Filter the entries below, keeping every line that has the word "adipose".

---------- Supplied records ----------

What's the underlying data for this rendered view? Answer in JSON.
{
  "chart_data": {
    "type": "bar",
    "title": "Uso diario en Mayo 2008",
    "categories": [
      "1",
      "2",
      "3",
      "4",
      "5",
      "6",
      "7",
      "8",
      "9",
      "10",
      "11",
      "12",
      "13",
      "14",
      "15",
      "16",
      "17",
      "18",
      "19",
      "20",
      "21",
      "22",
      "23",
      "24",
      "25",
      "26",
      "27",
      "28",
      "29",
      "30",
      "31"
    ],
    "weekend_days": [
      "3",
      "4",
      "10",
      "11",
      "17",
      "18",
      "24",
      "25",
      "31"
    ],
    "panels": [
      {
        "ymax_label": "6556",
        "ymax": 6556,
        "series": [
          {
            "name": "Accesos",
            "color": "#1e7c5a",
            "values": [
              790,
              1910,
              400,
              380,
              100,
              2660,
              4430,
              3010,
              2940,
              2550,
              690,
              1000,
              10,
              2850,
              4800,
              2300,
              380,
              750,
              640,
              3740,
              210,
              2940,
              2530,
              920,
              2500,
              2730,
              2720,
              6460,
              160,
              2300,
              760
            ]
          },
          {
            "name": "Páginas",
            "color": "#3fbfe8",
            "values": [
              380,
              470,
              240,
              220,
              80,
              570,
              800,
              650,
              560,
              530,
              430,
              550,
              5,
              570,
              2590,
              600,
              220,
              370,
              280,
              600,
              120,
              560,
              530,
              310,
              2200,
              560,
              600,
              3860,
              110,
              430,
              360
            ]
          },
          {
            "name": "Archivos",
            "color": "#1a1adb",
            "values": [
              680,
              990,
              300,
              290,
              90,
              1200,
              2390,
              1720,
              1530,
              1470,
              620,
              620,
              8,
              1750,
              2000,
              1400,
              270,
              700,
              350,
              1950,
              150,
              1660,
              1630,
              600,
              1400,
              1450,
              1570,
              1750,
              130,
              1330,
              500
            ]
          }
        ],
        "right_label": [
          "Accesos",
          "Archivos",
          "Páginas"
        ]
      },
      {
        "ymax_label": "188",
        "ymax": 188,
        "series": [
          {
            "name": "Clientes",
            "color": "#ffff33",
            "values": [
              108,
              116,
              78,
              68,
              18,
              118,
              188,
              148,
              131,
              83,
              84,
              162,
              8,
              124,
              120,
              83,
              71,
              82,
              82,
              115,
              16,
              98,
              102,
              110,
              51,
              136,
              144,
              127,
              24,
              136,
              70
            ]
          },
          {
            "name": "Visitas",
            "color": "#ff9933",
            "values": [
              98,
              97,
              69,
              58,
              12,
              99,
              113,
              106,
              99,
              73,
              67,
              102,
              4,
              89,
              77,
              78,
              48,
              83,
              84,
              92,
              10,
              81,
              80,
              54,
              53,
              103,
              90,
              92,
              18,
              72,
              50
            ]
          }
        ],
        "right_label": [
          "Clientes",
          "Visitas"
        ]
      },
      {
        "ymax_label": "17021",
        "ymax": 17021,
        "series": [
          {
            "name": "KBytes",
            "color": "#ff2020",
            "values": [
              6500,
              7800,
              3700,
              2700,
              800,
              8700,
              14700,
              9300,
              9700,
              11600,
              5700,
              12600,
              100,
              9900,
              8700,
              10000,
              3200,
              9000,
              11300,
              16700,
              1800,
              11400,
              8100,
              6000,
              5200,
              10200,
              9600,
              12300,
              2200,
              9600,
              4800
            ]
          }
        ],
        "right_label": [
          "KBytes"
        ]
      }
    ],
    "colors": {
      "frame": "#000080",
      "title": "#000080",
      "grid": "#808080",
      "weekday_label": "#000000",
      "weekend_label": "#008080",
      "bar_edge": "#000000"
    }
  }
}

----------
---------- Supplied records ----------

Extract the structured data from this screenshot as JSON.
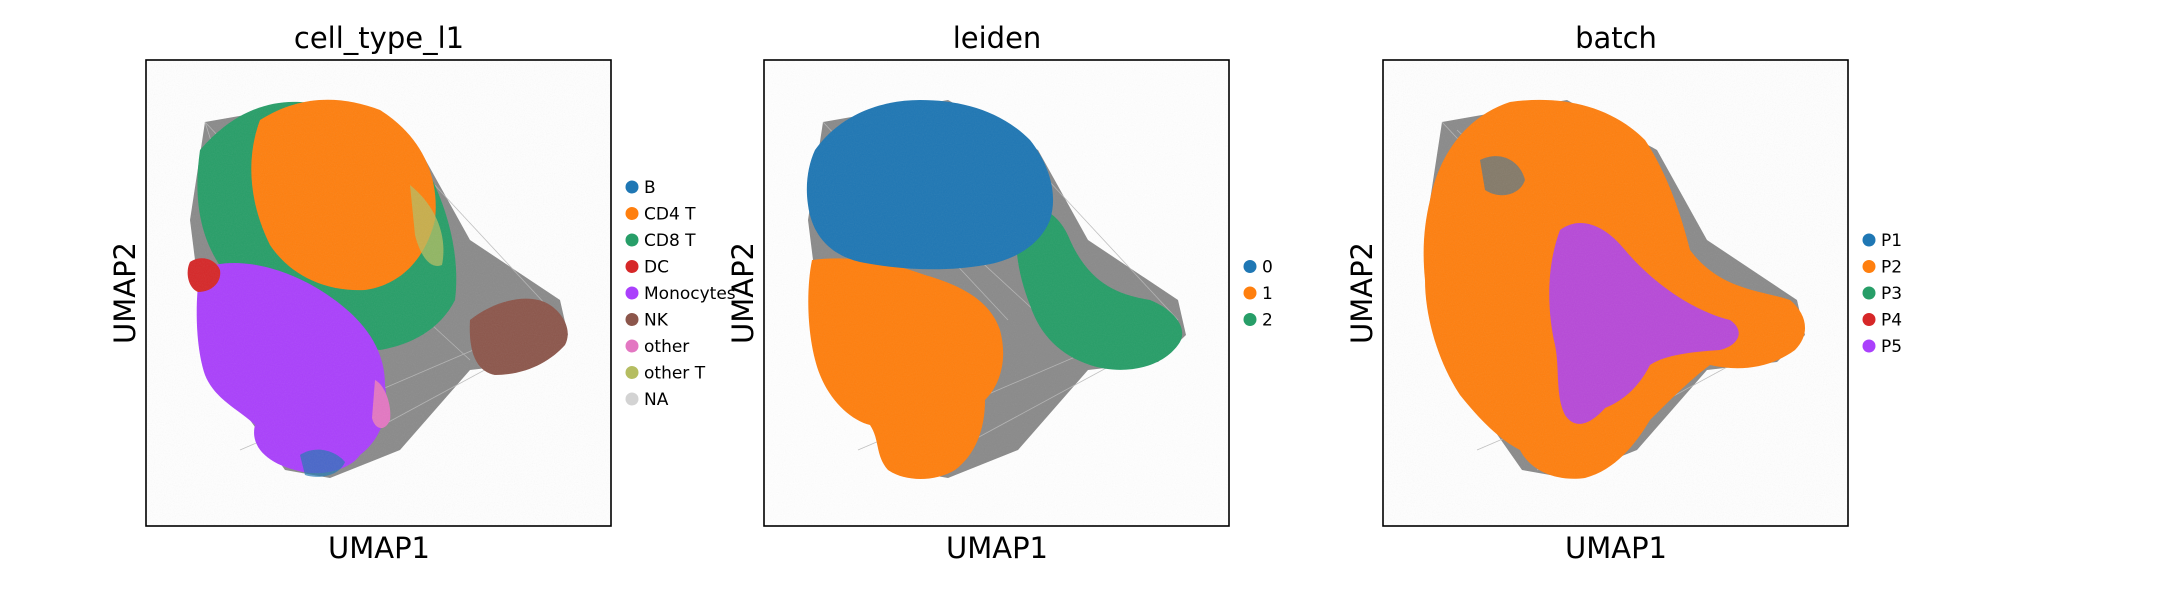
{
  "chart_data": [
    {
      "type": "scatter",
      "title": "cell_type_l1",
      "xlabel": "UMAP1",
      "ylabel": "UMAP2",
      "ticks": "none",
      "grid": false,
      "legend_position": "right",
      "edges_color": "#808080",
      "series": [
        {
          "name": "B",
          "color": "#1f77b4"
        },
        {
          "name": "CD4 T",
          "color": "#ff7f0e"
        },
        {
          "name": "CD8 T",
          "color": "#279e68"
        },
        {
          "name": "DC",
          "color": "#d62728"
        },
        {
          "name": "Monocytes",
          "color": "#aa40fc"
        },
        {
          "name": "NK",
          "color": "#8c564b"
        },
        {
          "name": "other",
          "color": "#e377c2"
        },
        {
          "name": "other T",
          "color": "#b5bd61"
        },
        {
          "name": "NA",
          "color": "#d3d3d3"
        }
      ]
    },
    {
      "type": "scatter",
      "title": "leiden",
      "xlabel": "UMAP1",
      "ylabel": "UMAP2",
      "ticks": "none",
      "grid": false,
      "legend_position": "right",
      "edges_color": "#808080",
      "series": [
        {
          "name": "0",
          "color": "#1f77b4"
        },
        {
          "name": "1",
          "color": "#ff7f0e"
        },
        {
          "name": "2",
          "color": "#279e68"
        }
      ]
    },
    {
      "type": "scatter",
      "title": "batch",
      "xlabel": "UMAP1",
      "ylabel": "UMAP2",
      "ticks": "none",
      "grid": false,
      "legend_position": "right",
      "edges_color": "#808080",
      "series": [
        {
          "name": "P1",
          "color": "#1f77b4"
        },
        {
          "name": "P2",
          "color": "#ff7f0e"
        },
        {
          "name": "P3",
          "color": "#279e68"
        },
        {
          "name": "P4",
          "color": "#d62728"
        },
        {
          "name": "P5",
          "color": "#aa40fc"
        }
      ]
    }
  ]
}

----------
---------- Supplied records ----------

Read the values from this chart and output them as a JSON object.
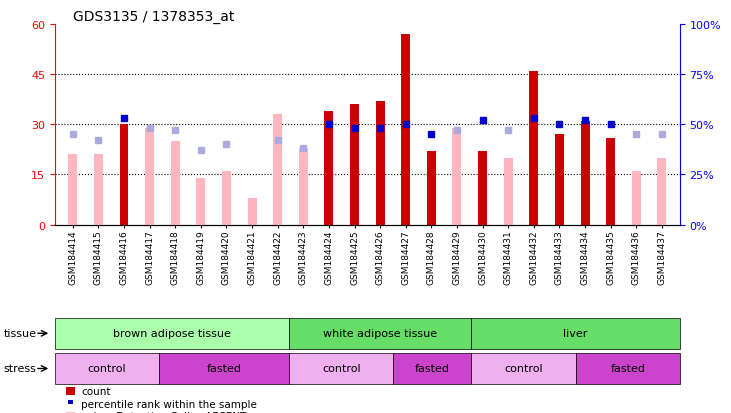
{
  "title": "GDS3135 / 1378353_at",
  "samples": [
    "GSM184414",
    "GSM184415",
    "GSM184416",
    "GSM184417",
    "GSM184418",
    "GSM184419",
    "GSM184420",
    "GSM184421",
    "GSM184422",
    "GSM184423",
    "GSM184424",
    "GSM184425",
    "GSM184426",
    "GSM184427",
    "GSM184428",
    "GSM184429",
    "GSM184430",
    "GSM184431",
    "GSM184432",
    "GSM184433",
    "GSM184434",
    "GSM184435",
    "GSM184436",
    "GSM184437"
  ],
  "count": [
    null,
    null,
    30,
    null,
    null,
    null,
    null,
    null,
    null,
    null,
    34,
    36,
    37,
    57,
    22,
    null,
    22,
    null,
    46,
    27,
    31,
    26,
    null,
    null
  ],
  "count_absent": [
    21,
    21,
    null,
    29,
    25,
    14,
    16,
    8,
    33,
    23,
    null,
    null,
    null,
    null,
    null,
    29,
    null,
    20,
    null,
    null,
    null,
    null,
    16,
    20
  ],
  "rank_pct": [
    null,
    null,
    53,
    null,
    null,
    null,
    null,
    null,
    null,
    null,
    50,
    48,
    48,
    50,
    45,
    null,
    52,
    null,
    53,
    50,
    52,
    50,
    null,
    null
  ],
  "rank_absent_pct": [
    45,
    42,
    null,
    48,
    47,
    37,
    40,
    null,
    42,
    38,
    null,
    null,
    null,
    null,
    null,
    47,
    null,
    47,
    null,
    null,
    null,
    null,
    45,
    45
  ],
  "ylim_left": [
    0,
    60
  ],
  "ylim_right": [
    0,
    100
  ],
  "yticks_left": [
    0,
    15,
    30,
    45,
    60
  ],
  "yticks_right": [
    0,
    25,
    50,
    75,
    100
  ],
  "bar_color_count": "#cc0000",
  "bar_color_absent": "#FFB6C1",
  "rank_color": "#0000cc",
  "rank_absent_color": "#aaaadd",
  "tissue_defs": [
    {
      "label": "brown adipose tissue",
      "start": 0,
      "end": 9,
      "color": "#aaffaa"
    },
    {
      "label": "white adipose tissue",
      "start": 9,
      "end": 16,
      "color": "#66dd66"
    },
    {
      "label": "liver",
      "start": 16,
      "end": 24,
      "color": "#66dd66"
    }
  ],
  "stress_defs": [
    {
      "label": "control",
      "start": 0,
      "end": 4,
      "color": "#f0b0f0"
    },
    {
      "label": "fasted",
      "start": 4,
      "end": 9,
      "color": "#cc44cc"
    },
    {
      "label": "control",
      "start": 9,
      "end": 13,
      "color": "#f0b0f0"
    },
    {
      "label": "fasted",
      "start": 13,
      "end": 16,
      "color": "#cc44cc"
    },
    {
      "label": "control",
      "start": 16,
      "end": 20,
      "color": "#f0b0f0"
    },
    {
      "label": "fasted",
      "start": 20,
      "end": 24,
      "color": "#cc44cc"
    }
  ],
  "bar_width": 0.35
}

----------

== Solution for this exercise ==
      "label": "brown adipose tissue",
      "label": "white adipose tissue",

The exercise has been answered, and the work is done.